§ **Task description**: Check each line of the data below for the word "tidpunkten". How many lines have it? Answer with the number alone.

§ **Dataset excerpts**:
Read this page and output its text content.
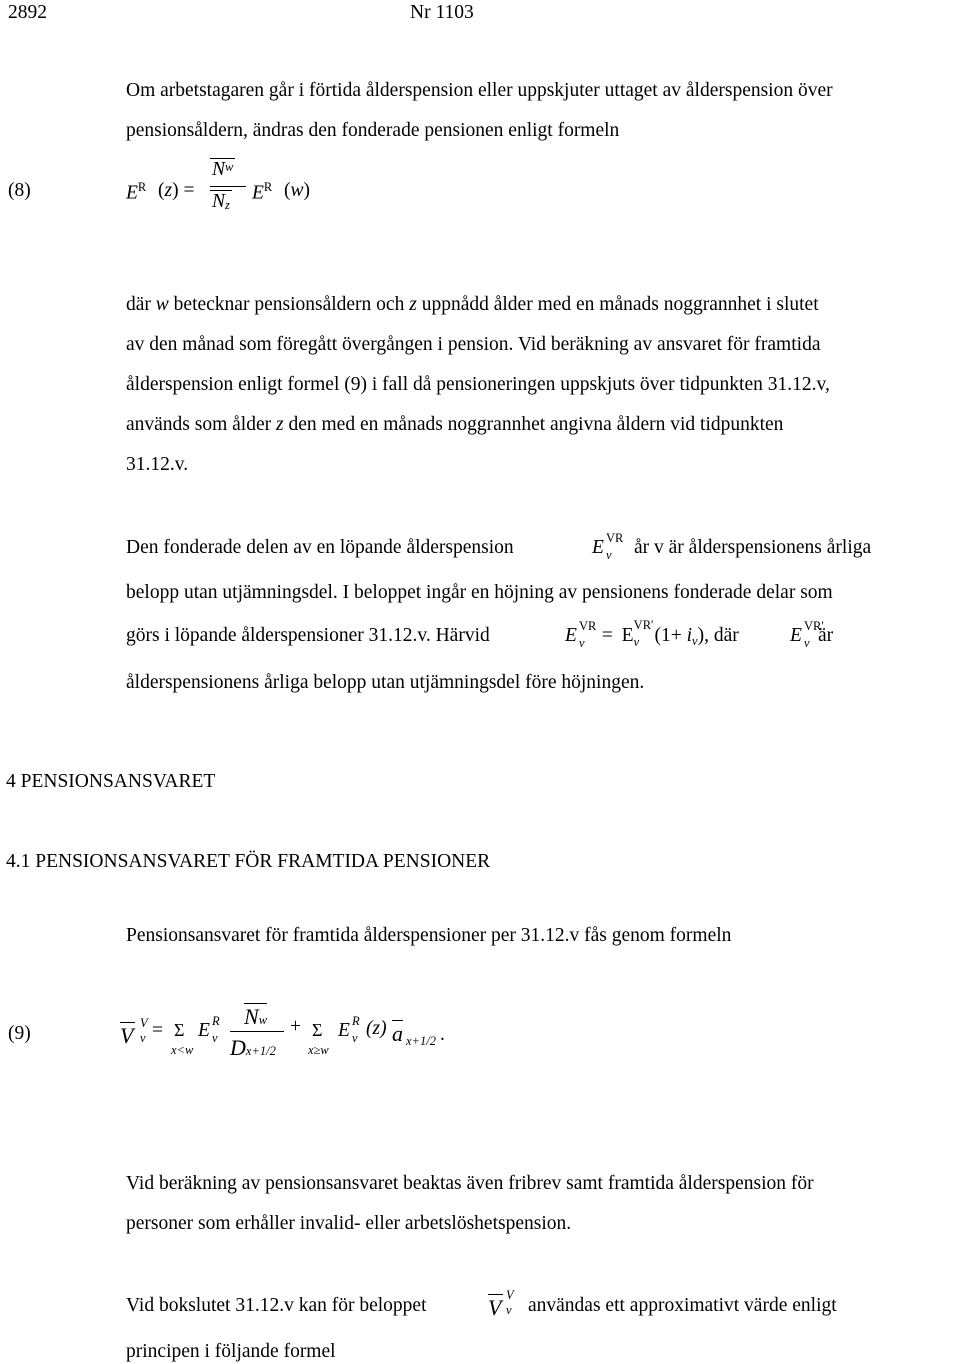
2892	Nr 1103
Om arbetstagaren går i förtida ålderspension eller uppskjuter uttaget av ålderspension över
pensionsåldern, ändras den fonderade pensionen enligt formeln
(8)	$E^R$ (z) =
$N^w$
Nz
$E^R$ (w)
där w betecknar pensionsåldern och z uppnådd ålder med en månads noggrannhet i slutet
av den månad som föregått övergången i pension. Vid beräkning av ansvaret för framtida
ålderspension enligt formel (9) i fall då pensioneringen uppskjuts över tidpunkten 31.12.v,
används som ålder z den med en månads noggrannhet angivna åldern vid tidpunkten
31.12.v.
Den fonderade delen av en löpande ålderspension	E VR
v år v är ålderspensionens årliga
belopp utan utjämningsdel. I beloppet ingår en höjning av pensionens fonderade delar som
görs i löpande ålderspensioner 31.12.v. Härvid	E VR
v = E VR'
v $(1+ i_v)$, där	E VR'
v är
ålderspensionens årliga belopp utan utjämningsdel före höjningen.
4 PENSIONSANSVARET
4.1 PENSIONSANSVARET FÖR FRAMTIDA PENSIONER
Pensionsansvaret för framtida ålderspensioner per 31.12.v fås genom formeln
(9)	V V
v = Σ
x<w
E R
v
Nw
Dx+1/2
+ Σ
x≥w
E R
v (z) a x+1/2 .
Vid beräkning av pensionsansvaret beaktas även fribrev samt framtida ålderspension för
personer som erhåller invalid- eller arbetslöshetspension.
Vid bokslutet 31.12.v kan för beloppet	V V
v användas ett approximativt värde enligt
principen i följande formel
---
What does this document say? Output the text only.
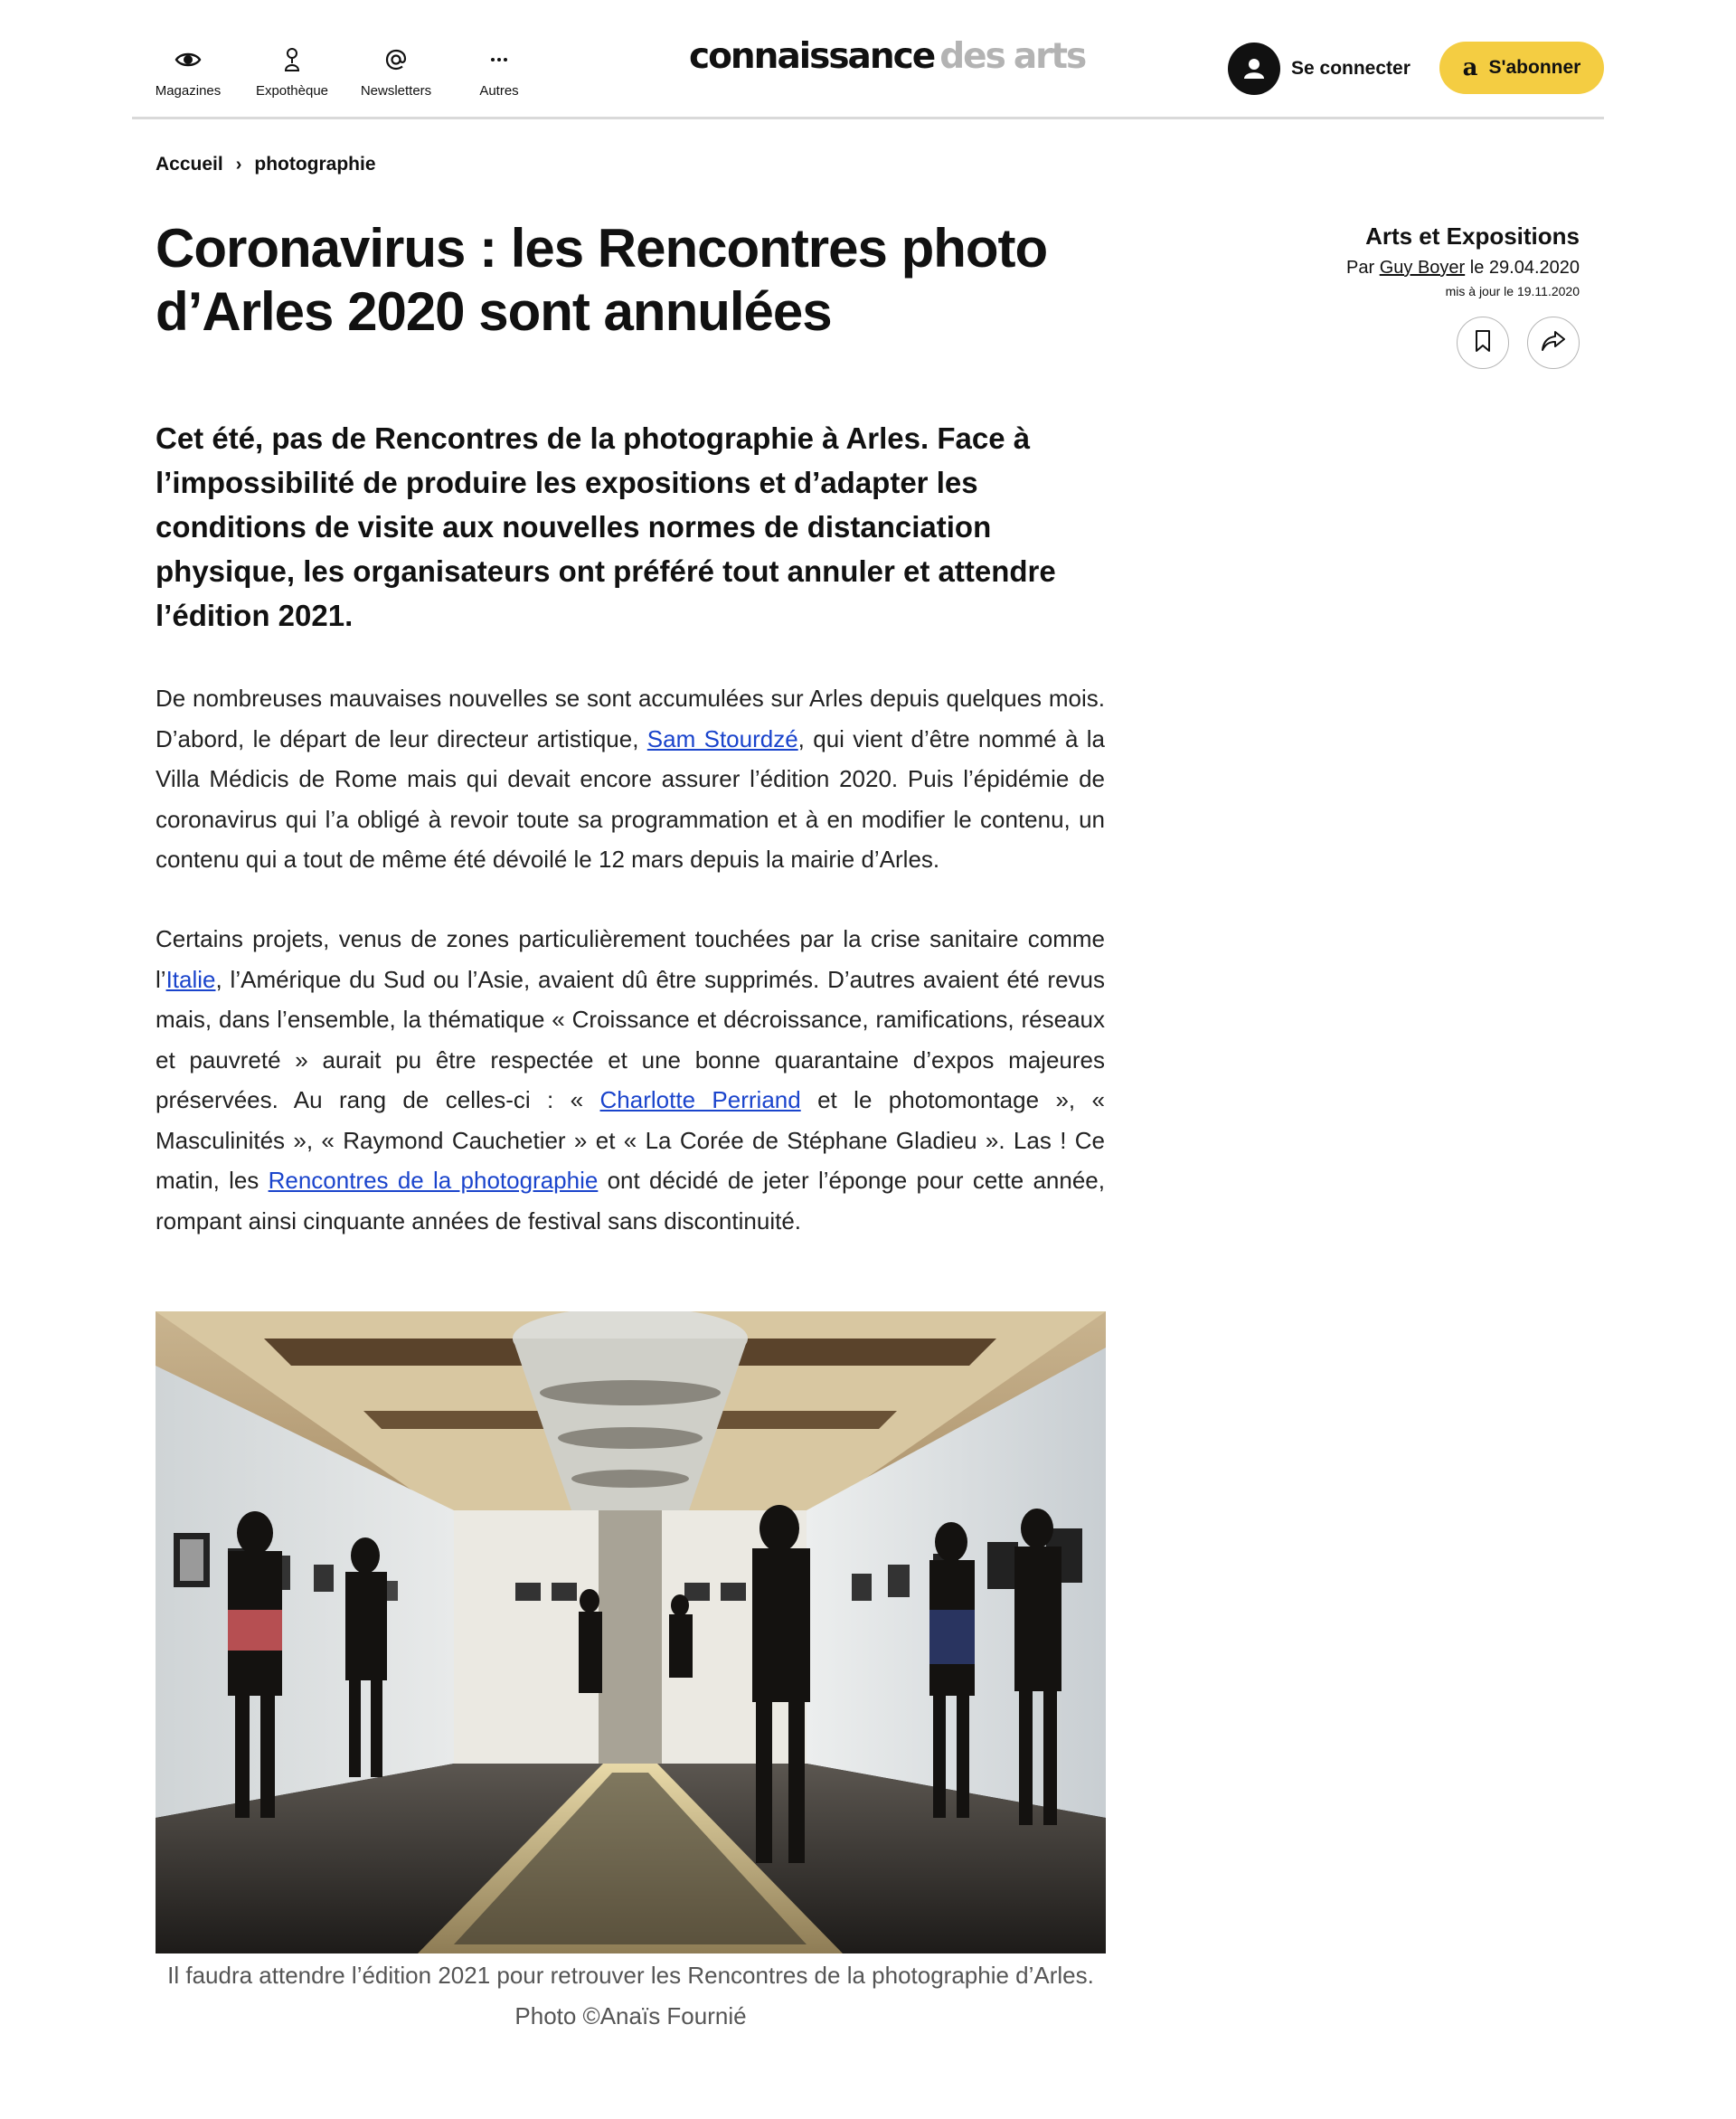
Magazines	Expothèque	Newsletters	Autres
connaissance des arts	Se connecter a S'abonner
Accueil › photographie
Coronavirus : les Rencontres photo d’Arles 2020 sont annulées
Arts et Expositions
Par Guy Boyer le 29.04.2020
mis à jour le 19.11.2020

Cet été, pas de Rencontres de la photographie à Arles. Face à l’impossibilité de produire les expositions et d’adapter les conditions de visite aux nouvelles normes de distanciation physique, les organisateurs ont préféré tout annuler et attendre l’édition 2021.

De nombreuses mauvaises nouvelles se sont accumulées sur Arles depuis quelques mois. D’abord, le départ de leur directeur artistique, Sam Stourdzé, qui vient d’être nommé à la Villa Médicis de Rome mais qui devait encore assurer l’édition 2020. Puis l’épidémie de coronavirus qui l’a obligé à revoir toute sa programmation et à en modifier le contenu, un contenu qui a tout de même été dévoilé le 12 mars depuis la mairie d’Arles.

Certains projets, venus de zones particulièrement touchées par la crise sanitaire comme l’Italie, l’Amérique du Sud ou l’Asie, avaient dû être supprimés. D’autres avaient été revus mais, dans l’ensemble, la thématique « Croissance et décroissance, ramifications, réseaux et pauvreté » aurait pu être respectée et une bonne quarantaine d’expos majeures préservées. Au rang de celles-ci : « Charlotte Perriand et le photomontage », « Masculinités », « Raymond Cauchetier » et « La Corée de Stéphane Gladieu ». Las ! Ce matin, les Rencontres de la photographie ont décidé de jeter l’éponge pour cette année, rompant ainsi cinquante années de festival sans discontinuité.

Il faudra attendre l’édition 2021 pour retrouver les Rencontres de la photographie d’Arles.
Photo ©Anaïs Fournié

§ **Problem solution**: 2